Avete mai ascoltato le storie che raccontano le cose di casa? Le tazze, le posate, il copriletto? Ma anche il quadro e la sedia ereditata, o comprata a un mercatino. Forse ad ascoltare davvero, anche la casa più silenziosa è un frastuono di voci. L’ho pensato scrivendo questo articolo per Door di Repubblica. E sì, la foto che vedete è la mia: sono le mie “cose di casa”, incrinate, segnate dagli anni, amate.

Una colta autobiografia attraverso un elenco di oggetti: “Inventario-Le cose e la casa” (Marsilio) è di Marino Folin, architetto, ex rettore dello Iuav a Venezia. Che, barba bianca e camicia bianca, il sorriso di chi ama le cose belle, ci apre la sua casa a Rialto.

L’oggetto più strano, o dalla storia secondo lei più bella, del suo Inventario. Quello che porterebbe via con sé, se potesse sceglierne uno solo…

-Nel mio libro parlo di cose, non di oggetti, seguendo, nella distinzione, quanto scrive in merito il filosofo Remo Bodei nel suo magnifico “La vita delle cose”, che consiglio a tutti di leggere. L’oggetto si contrappone all’uomo come altro da lui, mentre la cosa, con il suo carico di significati simbolici, di stratificazioni, di memorie affettive, ne è parte vitale. Per questo non posso scegliere, e rispondere alla sua domanda. Guardo le cose che mi circondano, mi interrogo se vi sia tra loro una mia preferita, le vedo in trepida attesa della mia risposta, che, lo so, inevitabilmente creerebbe tra loro una gerarchia e una rivalità che non c’è. E la mia risposta è che sono tutte strane, che hanno tutte delle storie belle (alcune più lunghe e complesse e altre più brevi e semplici, questo sì), e che sono affezionato a tutte. Il che non vuol dire che ciascuna di esse debba durare per sempre, in casa. Proprio perché fanno parte della vita, nuove cose arrivano continuamente ed altre se ne vanno, senza creare conflitti, ma ridisegnando nuove linee di relazioni tra loro. E infatti nel libro ci sono cose che a casa non ci sono più.

· · ·

● **BREVE ESERCIZIO 1**
Rispondi a queste domande sul brano dedicato alle cose di casa.
(a) Per quale testata è stato scritto l'articolo?
(b) Quale casa editrice pubblica "Inventario-Le cose e la casa"?
(c) Quale libro di Remo Bodei consiglia di leggere Marino Folin?

Record tratti da un dataset
· · ·

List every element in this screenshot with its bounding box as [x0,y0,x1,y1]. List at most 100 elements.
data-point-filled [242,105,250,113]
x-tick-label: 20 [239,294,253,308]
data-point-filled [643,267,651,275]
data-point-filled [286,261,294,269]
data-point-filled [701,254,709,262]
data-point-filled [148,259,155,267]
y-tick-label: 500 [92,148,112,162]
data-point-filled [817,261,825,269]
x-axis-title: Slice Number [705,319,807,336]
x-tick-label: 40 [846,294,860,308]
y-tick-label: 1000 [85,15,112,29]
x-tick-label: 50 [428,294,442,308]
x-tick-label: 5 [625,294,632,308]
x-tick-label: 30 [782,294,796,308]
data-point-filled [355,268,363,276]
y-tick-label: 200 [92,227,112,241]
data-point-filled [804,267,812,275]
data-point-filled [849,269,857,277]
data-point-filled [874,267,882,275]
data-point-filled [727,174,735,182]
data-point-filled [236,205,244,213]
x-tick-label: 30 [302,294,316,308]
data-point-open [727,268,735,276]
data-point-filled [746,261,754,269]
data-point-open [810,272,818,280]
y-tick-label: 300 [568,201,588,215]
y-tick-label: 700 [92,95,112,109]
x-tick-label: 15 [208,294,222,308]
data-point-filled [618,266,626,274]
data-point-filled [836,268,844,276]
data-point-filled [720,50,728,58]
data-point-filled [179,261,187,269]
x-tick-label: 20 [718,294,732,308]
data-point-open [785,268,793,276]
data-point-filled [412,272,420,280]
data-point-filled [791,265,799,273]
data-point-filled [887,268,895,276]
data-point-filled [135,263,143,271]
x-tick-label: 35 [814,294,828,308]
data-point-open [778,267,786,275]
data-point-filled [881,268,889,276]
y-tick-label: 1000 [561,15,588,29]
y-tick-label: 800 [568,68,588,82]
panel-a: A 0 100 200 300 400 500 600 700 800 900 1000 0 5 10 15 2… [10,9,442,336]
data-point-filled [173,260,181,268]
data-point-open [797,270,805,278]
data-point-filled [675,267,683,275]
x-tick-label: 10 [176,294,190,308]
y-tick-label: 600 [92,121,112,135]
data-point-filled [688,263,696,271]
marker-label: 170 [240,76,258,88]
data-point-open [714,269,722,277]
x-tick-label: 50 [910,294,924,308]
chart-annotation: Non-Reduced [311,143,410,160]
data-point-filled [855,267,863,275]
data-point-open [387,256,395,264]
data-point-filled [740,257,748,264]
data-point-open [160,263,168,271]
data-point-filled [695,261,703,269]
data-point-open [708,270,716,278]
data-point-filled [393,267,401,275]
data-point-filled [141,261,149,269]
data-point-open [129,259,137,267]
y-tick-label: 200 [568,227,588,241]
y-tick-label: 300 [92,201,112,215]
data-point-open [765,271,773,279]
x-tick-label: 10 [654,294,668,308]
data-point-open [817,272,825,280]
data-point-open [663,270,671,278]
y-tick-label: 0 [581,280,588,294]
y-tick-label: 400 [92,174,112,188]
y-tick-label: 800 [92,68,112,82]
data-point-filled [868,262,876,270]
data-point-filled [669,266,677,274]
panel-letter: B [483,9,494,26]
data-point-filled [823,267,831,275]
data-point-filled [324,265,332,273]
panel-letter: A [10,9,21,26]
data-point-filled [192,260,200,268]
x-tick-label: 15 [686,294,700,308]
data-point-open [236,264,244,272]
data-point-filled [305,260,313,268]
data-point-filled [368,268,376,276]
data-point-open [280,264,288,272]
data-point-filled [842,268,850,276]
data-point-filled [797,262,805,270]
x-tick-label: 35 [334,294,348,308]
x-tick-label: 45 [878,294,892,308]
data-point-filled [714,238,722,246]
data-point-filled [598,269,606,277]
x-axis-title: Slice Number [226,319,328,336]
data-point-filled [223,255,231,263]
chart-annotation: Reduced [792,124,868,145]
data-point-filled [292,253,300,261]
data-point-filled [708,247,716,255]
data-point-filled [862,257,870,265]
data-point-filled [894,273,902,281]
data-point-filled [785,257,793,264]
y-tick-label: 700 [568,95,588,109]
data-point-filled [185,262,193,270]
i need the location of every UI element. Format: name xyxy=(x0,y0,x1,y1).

· · ·

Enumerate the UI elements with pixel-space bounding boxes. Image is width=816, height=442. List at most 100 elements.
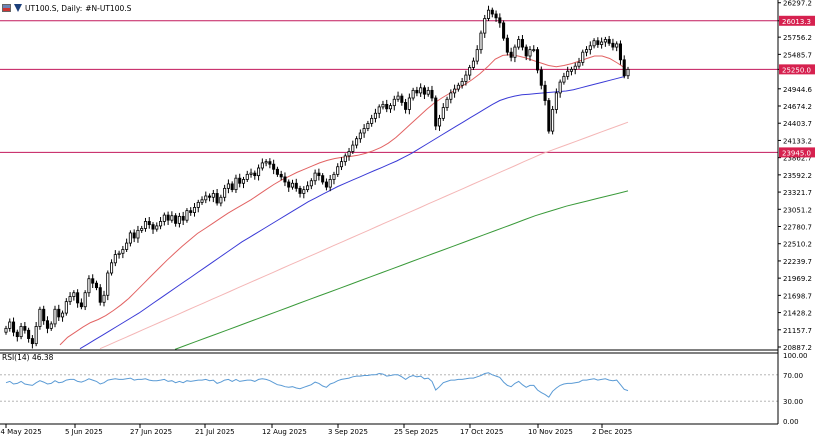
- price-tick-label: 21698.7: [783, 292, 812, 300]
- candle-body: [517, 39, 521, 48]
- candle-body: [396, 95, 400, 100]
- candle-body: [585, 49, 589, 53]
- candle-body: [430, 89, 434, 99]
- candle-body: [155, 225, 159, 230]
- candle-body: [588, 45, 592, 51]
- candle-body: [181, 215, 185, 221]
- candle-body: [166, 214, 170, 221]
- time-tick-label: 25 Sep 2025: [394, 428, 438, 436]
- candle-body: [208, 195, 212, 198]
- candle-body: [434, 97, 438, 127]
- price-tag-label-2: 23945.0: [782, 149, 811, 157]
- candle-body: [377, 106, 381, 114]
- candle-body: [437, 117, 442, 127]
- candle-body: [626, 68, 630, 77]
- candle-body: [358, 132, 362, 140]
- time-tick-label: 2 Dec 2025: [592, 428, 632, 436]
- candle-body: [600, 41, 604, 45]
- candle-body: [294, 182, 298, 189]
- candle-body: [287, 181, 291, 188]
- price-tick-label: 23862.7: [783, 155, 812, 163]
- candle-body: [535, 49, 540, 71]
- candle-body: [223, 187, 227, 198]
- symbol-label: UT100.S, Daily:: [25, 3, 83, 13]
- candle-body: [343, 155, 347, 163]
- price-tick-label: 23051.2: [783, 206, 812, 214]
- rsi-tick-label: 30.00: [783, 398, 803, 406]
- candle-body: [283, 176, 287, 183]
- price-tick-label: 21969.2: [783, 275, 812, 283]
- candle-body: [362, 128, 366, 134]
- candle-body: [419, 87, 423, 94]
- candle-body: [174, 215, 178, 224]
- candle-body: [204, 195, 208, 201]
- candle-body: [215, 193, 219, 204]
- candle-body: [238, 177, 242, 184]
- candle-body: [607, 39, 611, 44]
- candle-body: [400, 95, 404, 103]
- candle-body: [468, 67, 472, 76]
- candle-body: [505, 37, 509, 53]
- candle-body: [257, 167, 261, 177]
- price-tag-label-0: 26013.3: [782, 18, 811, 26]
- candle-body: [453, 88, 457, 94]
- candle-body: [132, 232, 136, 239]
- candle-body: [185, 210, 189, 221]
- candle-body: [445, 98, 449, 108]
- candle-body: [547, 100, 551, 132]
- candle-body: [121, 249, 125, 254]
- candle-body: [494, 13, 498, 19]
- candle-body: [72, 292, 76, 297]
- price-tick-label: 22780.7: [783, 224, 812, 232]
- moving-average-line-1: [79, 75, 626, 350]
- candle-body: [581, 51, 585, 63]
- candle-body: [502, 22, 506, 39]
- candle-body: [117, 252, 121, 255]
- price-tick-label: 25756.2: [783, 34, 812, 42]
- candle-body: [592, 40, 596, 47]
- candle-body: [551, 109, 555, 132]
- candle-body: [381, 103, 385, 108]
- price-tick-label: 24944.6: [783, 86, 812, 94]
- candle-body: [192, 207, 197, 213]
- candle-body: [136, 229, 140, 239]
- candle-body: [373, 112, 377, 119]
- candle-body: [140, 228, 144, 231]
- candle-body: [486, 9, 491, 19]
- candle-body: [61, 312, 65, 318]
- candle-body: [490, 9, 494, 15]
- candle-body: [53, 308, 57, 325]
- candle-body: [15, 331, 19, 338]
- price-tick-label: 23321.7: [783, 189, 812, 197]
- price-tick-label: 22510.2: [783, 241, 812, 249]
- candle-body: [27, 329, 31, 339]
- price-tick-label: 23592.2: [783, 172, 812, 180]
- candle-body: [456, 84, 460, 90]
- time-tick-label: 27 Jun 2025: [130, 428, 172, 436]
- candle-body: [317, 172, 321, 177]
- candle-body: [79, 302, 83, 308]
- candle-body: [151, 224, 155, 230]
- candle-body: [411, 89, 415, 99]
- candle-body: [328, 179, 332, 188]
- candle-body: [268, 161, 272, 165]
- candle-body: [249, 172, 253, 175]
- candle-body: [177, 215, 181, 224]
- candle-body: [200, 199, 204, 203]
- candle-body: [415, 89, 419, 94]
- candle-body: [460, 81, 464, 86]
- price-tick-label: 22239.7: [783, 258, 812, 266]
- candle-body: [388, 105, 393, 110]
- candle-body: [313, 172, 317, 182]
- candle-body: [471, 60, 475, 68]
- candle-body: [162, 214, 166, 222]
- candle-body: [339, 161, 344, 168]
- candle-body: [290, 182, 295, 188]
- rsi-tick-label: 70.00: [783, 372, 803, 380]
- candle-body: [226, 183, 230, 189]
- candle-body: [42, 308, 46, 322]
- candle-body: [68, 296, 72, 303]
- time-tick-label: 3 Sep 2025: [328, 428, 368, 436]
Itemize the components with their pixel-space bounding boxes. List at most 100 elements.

· · ·

● **BREVE ESERCIZIO 2**
Trascrivi come elenco numerato le righe del listato, dalla riga che contiene "List every element" fino alla riga che contiene "data-point-filled [791,265,799,273]", entrambe comprese.

● **RISPOSTA SVOLTA 1**
(a) Door di Repubblica.
(b) Marsilio.
(c) "La vita delle cose".

● **RISPOSTA SVOLTA 2**
1. List every element in this screenshot with its bounding box as [x0,y0,x1,y1]. List at most 100 elements.
2. data-point-filled [242,105,250,113]
3. x-tick-label: 20 [239,294,253,308]
4. data-point-filled [643,267,651,275]
5. data-point-filled [286,261,294,269]
6. data-point-filled [701,254,709,262]
7. data-point-filled [148,259,155,267]
8. y-tick-label: 500 [92,148,112,162]
9. data-point-filled [817,261,825,269]
10. x-axis-title: Slice Number [705,319,807,336]
11. x-tick-label: 40 [846,294,860,308]
12. y-tick-label: 1000 [85,15,112,29]
13. x-tick-label: 50 [428,294,442,308]
14. x-tick-label: 5 [625,294,632,308]
15. x-tick-label: 30 [782,294,796,308]
16. data-point-filled [355,268,363,276]
17. y-tick-label: 200 [92,227,112,241]
18. data-point-filled [804,267,812,275]
19. data-point-filled [849,269,857,277]
20. data-point-filled [874,267,882,275]
21. data-point-filled [727,174,735,182]
22. data-point-filled [236,205,244,213]
23. x-tick-label: 30 [302,294,316,308]
24. data-point-open [727,268,735,276]
25. data-point-filled [746,261,754,269]
26. data-point-open [810,272,818,280]
27. y-tick-label: 300 [568,201,588,215]
28. y-tick-label: 700 [92,95,112,109]
29. x-tick-label: 15 [208,294,222,308]
30. data-point-filled [618,266,626,274]
31. data-point-filled [836,268,844,276]
32. data-point-filled [720,50,728,58]
33. data-point-filled [179,261,187,269]
34. x-tick-label: 20 [718,294,732,308]
35. data-point-open [785,268,793,276]
36. data-point-filled [412,272,420,280]
37. data-point-filled [791,265,799,273]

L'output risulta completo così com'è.